§ **Task brief**: Print each line of the listing once more, precisely as given.

§ **Data records**:
+++
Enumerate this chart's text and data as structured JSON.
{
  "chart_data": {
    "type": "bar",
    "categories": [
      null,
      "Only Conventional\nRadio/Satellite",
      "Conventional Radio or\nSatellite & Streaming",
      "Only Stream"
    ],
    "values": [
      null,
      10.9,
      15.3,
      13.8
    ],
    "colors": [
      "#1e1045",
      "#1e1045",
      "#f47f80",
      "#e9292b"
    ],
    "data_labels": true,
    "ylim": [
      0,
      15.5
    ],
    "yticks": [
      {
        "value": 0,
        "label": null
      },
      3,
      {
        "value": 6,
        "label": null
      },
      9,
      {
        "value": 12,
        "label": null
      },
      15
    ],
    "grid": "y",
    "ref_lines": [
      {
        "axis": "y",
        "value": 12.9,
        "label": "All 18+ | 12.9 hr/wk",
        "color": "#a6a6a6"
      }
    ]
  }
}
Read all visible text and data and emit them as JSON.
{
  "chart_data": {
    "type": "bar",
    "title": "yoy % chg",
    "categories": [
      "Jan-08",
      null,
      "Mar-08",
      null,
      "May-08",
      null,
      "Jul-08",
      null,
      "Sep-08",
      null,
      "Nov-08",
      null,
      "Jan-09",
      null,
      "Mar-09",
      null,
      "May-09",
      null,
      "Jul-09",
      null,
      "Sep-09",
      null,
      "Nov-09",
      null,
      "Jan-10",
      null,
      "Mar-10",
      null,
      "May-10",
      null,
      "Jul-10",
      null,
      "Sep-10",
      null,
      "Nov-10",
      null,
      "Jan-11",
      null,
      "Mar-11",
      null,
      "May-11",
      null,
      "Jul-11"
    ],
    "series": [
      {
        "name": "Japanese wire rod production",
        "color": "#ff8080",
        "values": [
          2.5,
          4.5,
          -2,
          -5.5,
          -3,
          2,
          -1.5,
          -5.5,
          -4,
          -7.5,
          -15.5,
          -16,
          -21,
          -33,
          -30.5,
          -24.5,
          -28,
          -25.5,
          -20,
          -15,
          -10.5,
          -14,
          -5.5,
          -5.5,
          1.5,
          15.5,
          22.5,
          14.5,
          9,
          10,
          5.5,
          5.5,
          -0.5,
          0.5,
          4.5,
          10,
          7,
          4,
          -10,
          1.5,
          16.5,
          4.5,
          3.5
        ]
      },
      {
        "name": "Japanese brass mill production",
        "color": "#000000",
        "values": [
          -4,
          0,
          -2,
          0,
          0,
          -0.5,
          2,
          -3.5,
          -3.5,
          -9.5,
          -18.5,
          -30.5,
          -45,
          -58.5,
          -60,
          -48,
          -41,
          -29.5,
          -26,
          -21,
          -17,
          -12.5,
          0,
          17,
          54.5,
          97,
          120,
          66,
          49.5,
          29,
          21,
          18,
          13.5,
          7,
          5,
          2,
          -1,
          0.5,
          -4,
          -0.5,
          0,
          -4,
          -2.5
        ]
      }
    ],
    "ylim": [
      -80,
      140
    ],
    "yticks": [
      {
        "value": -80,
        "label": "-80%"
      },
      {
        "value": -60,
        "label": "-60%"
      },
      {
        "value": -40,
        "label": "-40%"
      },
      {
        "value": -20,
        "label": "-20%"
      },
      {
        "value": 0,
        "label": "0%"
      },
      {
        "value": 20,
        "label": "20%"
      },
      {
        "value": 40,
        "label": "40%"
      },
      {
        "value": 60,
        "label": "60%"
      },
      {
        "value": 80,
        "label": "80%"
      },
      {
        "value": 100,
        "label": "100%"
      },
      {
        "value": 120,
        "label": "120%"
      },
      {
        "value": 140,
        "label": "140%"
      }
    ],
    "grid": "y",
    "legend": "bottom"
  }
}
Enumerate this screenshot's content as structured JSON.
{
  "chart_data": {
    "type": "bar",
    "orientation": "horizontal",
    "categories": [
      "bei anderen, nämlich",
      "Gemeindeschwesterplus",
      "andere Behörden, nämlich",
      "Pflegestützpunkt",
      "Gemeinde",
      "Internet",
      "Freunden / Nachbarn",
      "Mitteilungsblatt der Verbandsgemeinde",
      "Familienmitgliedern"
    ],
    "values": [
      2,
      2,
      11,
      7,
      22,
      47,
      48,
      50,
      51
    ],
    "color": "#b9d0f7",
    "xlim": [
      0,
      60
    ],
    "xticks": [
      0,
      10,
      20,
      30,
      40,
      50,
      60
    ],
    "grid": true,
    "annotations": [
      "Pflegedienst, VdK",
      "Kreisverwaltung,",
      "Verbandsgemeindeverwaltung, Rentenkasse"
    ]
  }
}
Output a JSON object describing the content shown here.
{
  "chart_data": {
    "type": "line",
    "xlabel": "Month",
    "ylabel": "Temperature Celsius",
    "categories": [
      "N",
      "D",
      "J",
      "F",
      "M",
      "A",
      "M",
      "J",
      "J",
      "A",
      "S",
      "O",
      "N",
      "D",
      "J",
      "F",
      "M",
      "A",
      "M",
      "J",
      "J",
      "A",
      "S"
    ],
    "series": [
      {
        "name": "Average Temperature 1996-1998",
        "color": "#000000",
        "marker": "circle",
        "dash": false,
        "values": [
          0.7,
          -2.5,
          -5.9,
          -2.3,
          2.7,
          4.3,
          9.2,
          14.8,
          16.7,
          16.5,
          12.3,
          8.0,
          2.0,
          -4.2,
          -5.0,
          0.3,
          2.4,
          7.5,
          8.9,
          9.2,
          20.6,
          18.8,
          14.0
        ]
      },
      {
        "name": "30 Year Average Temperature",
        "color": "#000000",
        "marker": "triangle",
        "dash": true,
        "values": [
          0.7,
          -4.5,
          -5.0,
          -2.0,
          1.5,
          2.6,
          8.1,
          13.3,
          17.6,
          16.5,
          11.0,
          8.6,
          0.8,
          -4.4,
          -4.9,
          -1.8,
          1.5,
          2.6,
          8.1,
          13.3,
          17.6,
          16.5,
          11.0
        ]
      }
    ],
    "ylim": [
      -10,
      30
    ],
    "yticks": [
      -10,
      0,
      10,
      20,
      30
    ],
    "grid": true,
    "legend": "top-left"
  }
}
+++
§ **Answer for this exercise**:
Enumerate this chart's text and data as structured JSON.
{
  "chart_data": {
    "type": "bar",
    "categories": [
      null,
      "Only Conventional\nRadio/Satellite",
      "Conventional Radio or\nSatellite & Streaming",
      "Only Stream"
    ],
    "values": [
      null,
      10.9,
      15.3,
      13.8
    ],
    "colors": [
      "#1e1045",
      "#1e1045",
      "#f47f80",
      "#e9292b"
    ],
    "data_labels": true,
    "ylim": [
      0,
      15.5
    ],
    "yticks": [
      {
        "value": 0,
        "label": null
      },
      3,
      {
        "value": 6,
        "label": null
      },
      9,
      {
        "value": 12,
        "label": null
      },
      15
    ],
    "grid": "y",
    "ref_lines": [
      {
        "axis": "y",
        "value": 12.9,
        "label": "All 18+ | 12.9 hr/wk",
        "color": "#a6a6a6"
      }
    ]
  }
}
Read all visible text and data and emit them as JSON.
{
  "chart_data": {
    "type": "bar",
    "title": "yoy % chg",
    "categories": [
      "Jan-08",
      null,
      "Mar-08",
      null,
      "May-08",
      null,
      "Jul-08",
      null,
      "Sep-08",
      null,
      "Nov-08",
      null,
      "Jan-09",
      null,
      "Mar-09",
      null,
      "May-09",
      null,
      "Jul-09",
      null,
      "Sep-09",
      null,
      "Nov-09",
      null,
      "Jan-10",
      null,
      "Mar-10",
      null,
      "May-10",
      null,
      "Jul-10",
      null,
      "Sep-10",
      null,
      "Nov-10",
      null,
      "Jan-11",
      null,
      "Mar-11",
      null,
      "May-11",
      null,
      "Jul-11"
    ],
    "series": [
      {
        "name": "Japanese wire rod production",
        "color": "#ff8080",
        "values": [
          2.5,
          4.5,
          -2,
          -5.5,
          -3,
          2,
          -1.5,
          -5.5,
          -4,
          -7.5,
          -15.5,
          -16,
          -21,
          -33,
          -30.5,
          -24.5,
          -28,
          -25.5,
          -20,
          -15,
          -10.5,
          -14,
          -5.5,
          -5.5,
          1.5,
          15.5,
          22.5,
          14.5,
          9,
          10,
          5.5,
          5.5,
          -0.5,
          0.5,
          4.5,
          10,
          7,
          4,
          -10,
          1.5,
          16.5,
          4.5,
          3.5
        ]
      },
      {
        "name": "Japanese brass mill production",
        "color": "#000000",
        "values": [
          -4,
          0,
          -2,
          0,
          0,
          -0.5,
          2,
          -3.5,
          -3.5,
          -9.5,
          -18.5,
          -30.5,
          -45,
          -58.5,
          -60,
          -48,
          -41,
          -29.5,
          -26,
          -21,
          -17,
          -12.5,
          0,
          17,
          54.5,
          97,
          120,
          66,
          49.5,
          29,
          21,
          18,
          13.5,
          7,
          5,
          2,
          -1,
          0.5,
          -4,
          -0.5,
          0,
          -4,
          -2.5
        ]
      }
    ],
    "ylim": [
      -80,
      140
    ],
    "yticks": [
      {
        "value": -80,
        "label": "-80%"
      },
      {
        "value": -60,
        "label": "-60%"
      },
      {
        "value": -40,
        "label": "-40%"
      },
      {
        "value": -20,
        "label": "-20%"
      },
      {
        "value": 0,
        "label": "0%"
      },
      {
        "value": 20,
        "label": "20%"
      },
      {
        "value": 40,
        "label": "40%"
      },
      {
        "value": 60,
        "label": "60%"
      },
      {
        "value": 80,
        "label": "80%"
      },
      {
        "value": 100,
        "label": "100%"
      },
      {
        "value": 120,
        "label": "120%"
      },
      {
        "value": 140,
        "label": "140%"
      }
    ],
    "grid": "y",
    "legend": "bottom"
  }
}
Enumerate this screenshot's content as structured JSON.
{
  "chart_data": {
    "type": "bar",
    "orientation": "horizontal",
    "categories": [
      "bei anderen, nämlich",
      "Gemeindeschwesterplus",
      "andere Behörden, nämlich",
      "Pflegestützpunkt",
      "Gemeinde",
      "Internet",
      "Freunden / Nachbarn",
      "Mitteilungsblatt der Verbandsgemeinde",
      "Familienmitgliedern"
    ],
    "values": [
      2,
      2,
      11,
      7,
      22,
      47,
      48,
      50,
      51
    ],
    "color": "#b9d0f7",
    "xlim": [
      0,
      60
    ],
    "xticks": [
      0,
      10,
      20,
      30,
      40,
      50,
      60
    ],
    "grid": true,
    "annotations": [
      "Pflegedienst, VdK",
      "Kreisverwaltung,",
      "Verbandsgemeindeverwaltung, Rentenkasse"
    ]
  }
}
Output a JSON object describing the content shown here.
{
  "chart_data": {
    "type": "line",
    "xlabel": "Month",
    "ylabel": "Temperature Celsius",
    "categories": [
      "N",
      "D",
      "J",
      "F",
      "M",
      "A",
      "M",
      "J",
      "J",
      "A",
      "S",
      "O",
      "N",
      "D",
      "J",
      "F",
      "M",
      "A",
      "M",
      "J",
      "J",
      "A",
      "S"
    ],
    "series": [
      {
        "name": "Average Temperature 1996-1998",
        "color": "#000000",
        "marker": "circle",
        "dash": false,
        "values": [
          0.7,
          -2.5,
          -5.9,
          -2.3,
          2.7,
          4.3,
          9.2,
          14.8,
          16.7,
          16.5,
          12.3,
          8.0,
          2.0,
          -4.2,
          -5.0,
          0.3,
          2.4,
          7.5,
          8.9,
          9.2,
          20.6,
          18.8,
          14.0
        ]
      },
      {
        "name": "30 Year Average Temperature",
        "color": "#000000",
        "marker": "triangle",
        "dash": true,
        "values": [
          0.7,
          -4.5,
          -5.0,
          -2.0,
          1.5,
          2.6,
          8.1,
          13.3,
          17.6,
          16.5,
          11.0,
          8.6,
          0.8,
          -4.4,
          -4.9,
          -1.8,
          1.5,
          2.6,
          8.1,
          13.3,
          17.6,
          16.5,
          11.0
        ]
      }
    ],
    "ylim": [
      -10,
      30
    ],
    "yticks": [
      -10,
      0,
      10,
      20,
      30
    ],
    "grid": true,
    "legend": "top-left"
  }
}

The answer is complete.